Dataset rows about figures

╭──

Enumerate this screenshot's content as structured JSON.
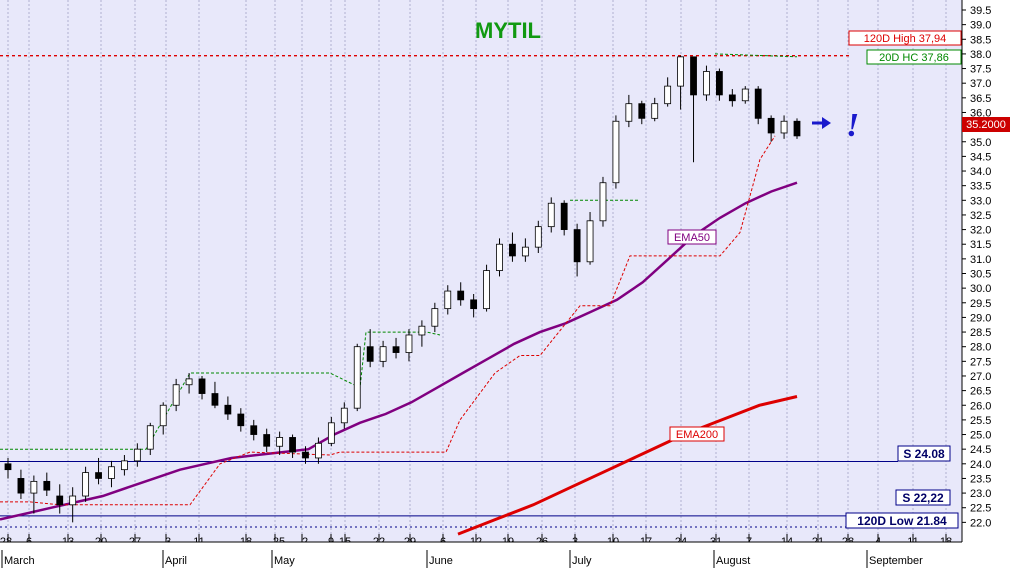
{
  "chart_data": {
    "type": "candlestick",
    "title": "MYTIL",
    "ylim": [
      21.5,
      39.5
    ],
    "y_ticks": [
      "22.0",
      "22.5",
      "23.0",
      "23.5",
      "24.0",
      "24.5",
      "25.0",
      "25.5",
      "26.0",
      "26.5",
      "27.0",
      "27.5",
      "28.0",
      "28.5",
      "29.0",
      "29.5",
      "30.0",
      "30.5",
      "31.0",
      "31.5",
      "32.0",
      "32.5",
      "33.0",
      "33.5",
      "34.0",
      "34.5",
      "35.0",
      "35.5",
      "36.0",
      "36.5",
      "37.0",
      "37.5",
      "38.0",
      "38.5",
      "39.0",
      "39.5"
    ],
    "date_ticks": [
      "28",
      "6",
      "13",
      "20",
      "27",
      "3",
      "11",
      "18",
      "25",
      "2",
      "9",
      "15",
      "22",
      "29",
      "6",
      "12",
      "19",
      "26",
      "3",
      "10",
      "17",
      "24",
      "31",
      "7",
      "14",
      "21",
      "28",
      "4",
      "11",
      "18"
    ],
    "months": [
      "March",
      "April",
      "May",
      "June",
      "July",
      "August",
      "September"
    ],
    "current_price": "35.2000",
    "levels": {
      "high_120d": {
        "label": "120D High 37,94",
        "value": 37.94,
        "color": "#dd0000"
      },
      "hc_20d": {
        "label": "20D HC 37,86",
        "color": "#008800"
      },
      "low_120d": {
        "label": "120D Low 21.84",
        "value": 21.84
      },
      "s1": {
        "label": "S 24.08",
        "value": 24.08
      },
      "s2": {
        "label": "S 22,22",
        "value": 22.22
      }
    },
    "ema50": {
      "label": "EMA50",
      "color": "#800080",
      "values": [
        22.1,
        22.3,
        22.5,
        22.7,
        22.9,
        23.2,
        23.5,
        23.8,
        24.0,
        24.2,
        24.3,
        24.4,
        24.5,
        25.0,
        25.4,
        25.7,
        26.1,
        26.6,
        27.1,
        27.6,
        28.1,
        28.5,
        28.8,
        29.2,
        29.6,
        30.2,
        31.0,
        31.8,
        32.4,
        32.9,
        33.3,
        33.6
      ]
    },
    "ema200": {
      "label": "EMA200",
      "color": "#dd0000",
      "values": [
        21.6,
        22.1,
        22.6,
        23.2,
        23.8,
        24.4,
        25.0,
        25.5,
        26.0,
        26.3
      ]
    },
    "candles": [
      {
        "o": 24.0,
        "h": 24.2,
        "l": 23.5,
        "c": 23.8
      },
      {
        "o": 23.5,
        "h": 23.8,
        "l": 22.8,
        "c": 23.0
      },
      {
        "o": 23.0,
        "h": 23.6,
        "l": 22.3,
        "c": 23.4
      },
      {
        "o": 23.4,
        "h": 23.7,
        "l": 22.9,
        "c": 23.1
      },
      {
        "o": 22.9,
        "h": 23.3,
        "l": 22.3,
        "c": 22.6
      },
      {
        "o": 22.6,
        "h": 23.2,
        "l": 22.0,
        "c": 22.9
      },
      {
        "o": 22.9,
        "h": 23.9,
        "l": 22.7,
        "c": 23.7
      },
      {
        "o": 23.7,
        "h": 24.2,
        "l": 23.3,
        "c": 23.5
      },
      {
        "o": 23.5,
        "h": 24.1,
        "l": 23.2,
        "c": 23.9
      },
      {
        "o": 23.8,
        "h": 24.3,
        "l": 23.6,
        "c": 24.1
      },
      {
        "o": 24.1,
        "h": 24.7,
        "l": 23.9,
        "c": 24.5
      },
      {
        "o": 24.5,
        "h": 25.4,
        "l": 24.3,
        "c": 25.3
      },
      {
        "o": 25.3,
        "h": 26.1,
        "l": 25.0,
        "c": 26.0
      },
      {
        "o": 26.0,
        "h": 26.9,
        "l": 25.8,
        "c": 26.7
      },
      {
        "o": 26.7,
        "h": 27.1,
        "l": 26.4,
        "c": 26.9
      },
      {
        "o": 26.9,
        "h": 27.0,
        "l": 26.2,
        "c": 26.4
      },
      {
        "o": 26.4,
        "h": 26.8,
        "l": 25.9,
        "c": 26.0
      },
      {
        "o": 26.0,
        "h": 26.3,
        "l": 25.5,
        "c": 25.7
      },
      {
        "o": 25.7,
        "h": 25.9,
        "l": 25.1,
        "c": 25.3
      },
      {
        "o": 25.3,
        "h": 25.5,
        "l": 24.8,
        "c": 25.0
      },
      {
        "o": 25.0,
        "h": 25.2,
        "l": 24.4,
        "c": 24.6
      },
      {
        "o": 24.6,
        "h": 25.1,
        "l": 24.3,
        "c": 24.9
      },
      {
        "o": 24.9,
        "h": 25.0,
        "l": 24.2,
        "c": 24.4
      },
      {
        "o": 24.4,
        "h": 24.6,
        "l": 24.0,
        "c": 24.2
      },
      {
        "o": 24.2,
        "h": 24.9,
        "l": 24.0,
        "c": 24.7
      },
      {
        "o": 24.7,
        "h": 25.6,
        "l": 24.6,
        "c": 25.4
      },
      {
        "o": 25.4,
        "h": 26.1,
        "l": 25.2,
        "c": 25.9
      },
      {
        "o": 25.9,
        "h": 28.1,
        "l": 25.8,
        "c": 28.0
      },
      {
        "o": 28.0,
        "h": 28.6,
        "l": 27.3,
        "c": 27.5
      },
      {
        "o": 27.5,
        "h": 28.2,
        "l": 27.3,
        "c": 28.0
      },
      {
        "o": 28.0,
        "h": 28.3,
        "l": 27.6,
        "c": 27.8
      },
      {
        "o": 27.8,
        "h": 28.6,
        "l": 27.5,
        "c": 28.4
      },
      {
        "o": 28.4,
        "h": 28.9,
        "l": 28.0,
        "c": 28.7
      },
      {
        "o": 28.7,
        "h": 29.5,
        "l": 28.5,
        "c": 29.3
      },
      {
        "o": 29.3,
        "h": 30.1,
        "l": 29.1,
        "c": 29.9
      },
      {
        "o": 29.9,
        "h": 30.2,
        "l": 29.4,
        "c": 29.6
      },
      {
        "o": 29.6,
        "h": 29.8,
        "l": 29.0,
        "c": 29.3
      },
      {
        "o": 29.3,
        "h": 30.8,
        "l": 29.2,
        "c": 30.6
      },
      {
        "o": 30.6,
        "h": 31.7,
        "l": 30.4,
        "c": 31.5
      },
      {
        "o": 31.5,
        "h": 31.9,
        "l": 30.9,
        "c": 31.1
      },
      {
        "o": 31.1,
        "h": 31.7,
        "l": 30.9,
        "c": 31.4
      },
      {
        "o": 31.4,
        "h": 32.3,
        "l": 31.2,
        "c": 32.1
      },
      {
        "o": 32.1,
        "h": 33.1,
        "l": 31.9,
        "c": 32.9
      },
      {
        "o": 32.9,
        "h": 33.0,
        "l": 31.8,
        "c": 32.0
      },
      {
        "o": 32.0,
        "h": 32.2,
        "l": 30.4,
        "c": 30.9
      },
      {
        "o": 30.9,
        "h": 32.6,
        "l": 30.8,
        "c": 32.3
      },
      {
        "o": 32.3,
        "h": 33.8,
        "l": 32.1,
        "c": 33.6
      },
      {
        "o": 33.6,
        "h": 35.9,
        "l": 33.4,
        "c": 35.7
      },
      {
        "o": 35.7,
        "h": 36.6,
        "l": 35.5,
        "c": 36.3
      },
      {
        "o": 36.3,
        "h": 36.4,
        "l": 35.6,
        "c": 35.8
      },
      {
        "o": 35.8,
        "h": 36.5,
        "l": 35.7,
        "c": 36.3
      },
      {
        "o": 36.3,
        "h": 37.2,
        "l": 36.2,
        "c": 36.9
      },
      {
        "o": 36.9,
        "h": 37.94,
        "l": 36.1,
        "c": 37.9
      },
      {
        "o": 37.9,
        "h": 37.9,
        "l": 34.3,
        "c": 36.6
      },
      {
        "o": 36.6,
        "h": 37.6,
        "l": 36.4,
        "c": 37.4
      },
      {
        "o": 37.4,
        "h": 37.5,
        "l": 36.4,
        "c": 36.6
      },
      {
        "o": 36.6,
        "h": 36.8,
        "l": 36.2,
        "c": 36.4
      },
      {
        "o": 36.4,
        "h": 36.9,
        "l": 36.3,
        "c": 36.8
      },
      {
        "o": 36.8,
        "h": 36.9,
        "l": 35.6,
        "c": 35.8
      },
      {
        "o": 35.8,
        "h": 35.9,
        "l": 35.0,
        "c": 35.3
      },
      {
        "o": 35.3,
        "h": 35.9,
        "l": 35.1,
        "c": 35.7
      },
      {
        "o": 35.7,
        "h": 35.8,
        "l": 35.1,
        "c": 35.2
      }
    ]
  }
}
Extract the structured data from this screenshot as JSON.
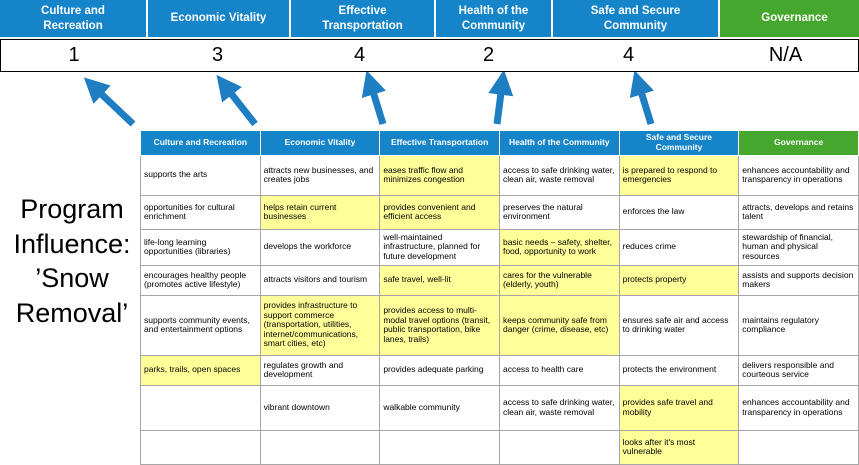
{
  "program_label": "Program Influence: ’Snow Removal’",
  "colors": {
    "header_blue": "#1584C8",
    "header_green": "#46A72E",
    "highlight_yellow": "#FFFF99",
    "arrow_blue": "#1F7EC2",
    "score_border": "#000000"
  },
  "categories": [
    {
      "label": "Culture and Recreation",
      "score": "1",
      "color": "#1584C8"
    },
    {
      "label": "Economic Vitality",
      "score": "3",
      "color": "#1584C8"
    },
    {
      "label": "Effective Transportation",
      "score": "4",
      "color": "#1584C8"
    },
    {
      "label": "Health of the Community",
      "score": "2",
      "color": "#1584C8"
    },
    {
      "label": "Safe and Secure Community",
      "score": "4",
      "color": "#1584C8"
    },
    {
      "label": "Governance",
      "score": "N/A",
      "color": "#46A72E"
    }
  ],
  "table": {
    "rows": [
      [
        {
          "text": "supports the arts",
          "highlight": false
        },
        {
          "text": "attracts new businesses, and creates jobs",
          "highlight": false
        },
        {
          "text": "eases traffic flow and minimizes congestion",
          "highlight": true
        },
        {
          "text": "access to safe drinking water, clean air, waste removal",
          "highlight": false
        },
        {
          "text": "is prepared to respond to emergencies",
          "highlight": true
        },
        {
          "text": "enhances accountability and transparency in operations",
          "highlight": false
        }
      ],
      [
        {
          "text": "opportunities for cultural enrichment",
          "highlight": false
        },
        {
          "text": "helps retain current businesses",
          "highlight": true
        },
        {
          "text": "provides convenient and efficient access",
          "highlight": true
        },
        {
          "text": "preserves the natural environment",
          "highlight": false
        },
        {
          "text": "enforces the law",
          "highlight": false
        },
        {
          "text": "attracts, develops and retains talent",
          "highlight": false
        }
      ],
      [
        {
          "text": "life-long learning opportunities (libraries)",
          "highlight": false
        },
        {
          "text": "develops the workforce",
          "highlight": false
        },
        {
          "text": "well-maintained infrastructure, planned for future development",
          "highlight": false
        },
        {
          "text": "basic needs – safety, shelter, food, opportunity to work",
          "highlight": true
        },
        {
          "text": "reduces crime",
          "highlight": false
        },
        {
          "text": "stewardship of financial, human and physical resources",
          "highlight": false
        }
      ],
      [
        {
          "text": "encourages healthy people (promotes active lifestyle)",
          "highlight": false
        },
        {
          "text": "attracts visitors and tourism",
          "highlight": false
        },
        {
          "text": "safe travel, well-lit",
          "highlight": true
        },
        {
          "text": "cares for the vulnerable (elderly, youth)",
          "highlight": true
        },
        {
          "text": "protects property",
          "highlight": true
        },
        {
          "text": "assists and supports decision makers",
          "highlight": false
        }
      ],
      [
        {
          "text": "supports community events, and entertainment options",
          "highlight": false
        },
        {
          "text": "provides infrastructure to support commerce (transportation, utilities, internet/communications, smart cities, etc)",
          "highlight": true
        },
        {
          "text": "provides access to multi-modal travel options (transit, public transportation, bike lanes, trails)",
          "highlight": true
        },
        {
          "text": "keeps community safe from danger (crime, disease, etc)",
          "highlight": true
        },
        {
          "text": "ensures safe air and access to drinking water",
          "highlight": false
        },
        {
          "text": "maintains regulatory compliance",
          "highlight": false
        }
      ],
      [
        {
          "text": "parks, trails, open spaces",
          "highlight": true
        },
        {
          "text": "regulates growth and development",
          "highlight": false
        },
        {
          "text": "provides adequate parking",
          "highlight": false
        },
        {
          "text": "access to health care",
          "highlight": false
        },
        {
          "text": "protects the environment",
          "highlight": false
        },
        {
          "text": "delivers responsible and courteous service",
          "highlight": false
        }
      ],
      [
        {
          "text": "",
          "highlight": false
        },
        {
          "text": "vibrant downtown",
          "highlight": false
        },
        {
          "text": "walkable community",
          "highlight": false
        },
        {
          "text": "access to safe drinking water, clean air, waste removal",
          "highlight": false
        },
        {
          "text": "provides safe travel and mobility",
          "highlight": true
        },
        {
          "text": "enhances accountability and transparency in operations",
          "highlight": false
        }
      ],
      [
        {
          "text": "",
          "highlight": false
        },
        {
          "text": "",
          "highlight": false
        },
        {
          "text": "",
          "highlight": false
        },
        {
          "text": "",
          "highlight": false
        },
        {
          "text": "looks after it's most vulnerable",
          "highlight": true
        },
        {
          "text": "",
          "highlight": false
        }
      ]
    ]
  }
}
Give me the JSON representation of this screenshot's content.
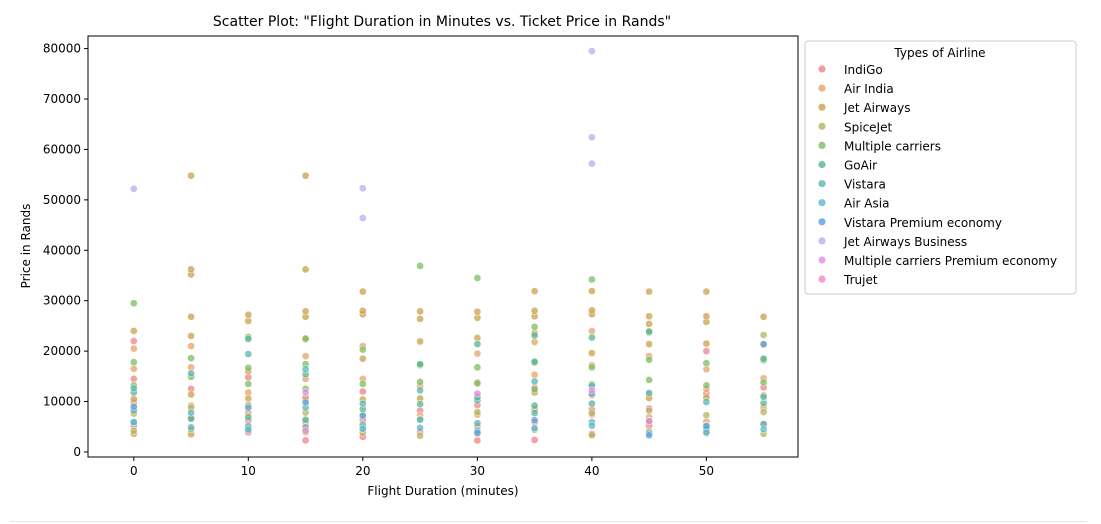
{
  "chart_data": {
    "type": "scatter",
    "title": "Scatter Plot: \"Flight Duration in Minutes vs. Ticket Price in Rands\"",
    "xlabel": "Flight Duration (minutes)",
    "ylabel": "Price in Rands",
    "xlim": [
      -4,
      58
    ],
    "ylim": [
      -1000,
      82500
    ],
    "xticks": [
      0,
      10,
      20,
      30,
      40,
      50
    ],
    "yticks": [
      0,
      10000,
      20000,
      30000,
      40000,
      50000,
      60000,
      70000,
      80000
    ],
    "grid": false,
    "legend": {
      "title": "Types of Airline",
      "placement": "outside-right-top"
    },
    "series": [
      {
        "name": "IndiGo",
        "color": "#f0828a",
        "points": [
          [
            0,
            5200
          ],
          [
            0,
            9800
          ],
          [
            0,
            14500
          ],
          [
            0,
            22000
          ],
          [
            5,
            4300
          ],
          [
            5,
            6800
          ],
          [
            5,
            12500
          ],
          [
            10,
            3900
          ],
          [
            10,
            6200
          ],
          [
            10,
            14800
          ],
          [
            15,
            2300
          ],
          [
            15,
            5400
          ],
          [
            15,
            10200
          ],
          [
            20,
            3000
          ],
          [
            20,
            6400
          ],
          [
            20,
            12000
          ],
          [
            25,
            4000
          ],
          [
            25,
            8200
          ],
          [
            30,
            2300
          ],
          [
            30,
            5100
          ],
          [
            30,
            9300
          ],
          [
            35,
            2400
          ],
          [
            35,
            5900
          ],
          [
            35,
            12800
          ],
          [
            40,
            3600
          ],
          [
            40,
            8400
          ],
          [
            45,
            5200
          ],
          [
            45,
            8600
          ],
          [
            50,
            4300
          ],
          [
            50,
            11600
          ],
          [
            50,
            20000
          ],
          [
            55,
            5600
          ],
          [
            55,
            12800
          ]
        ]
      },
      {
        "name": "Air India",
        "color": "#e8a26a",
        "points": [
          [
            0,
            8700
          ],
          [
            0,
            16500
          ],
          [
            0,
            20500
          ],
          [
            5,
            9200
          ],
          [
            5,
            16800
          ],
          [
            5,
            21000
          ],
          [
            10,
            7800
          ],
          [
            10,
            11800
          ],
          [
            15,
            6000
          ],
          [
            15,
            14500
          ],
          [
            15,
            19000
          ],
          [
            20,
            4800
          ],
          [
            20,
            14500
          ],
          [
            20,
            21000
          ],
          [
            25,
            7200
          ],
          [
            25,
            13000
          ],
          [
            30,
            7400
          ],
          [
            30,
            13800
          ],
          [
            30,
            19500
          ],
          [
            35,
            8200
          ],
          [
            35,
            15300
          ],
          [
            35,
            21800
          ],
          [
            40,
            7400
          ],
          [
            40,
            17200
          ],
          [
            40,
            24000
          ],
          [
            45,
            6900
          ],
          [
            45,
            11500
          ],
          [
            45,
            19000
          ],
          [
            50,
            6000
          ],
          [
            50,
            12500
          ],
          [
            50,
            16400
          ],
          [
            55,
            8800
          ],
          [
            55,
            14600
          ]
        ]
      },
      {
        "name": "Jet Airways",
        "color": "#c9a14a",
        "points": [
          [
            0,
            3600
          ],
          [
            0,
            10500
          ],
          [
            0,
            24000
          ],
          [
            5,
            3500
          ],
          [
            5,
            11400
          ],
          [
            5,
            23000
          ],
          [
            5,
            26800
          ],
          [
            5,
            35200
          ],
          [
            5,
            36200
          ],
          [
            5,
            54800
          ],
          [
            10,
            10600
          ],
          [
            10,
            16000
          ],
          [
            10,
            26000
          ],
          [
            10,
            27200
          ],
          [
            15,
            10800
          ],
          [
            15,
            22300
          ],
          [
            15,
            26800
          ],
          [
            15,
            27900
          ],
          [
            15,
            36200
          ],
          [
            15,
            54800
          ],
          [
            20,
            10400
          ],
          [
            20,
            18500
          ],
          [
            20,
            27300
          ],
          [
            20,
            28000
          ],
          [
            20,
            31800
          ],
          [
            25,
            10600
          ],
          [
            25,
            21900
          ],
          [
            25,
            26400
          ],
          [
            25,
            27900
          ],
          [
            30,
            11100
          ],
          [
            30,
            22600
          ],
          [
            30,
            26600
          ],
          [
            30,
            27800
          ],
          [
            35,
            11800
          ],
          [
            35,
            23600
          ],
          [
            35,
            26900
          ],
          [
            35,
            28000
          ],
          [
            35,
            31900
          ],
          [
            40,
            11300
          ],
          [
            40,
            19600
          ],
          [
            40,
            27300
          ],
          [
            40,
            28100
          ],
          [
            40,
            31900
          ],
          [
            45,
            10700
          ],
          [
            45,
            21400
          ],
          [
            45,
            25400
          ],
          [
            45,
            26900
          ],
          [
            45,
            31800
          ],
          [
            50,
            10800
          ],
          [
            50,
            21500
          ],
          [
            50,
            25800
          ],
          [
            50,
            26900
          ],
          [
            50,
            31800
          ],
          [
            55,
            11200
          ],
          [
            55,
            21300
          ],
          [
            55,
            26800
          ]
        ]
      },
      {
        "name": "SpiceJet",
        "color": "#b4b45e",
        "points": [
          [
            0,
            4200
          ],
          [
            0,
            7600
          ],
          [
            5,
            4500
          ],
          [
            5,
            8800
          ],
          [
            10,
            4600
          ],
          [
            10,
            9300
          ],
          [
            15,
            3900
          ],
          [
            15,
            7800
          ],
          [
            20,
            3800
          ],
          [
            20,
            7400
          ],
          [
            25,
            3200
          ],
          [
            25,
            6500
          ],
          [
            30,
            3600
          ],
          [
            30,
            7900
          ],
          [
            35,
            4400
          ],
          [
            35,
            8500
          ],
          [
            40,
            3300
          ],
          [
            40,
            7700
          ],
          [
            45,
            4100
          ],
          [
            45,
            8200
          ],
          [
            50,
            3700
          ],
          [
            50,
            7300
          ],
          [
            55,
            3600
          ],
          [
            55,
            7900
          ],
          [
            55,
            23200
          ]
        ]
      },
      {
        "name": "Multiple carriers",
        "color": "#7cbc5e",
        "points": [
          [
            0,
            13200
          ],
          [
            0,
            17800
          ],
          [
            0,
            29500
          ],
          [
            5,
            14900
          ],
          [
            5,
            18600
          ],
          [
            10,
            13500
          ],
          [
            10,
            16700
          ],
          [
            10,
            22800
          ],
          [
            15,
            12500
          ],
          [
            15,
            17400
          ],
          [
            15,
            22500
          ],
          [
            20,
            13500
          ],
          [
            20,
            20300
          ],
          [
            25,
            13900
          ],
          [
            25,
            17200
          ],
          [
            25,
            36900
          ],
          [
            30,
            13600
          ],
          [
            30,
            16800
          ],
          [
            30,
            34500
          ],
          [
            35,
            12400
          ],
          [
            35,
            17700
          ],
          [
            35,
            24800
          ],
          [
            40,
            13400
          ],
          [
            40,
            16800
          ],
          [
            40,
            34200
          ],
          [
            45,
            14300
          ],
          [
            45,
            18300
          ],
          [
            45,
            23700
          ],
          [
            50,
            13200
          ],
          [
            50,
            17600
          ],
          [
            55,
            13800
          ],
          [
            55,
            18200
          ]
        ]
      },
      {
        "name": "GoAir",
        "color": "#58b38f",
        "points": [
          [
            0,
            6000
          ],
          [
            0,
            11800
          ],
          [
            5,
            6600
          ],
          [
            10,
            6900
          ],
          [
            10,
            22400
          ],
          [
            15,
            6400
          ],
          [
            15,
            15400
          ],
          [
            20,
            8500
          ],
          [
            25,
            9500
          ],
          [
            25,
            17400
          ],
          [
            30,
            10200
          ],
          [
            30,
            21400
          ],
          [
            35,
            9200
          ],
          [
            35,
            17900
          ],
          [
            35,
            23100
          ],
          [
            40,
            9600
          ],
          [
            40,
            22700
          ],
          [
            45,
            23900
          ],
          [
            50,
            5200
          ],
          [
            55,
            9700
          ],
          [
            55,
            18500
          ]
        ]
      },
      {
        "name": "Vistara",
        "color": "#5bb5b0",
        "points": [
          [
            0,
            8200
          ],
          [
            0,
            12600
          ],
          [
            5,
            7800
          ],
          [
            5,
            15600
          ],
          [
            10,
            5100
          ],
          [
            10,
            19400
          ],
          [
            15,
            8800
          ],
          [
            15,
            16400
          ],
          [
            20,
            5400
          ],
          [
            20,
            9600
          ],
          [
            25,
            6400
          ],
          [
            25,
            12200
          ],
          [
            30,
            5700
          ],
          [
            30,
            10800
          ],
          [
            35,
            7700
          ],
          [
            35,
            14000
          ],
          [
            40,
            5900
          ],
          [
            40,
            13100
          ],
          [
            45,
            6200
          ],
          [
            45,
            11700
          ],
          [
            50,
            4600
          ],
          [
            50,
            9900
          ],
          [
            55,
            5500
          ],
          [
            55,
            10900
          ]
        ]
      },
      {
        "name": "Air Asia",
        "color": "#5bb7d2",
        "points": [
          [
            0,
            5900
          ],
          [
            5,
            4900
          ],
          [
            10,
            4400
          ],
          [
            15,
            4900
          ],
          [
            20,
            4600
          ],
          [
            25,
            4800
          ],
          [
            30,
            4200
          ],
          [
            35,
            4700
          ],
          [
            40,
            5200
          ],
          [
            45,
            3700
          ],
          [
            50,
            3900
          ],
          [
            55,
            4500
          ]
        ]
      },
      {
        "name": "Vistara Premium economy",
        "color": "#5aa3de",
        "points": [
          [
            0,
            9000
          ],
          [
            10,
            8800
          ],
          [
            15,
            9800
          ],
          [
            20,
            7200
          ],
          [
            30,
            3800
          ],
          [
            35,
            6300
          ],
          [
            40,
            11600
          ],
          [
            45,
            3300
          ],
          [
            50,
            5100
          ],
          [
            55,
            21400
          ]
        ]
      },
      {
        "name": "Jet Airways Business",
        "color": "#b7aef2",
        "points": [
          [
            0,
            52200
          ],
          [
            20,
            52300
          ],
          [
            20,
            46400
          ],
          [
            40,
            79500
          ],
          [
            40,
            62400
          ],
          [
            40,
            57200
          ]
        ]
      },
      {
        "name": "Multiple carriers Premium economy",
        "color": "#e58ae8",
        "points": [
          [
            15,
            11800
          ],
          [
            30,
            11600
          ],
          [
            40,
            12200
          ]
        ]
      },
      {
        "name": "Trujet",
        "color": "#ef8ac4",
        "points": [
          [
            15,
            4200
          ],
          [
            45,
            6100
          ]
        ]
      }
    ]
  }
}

╰──

| WORK TO COMPLETE |
Give the number of lines in the records above that contain the word "Airways". Reply with that number alone.

| SOLUTION TO THE EXERCISE |
2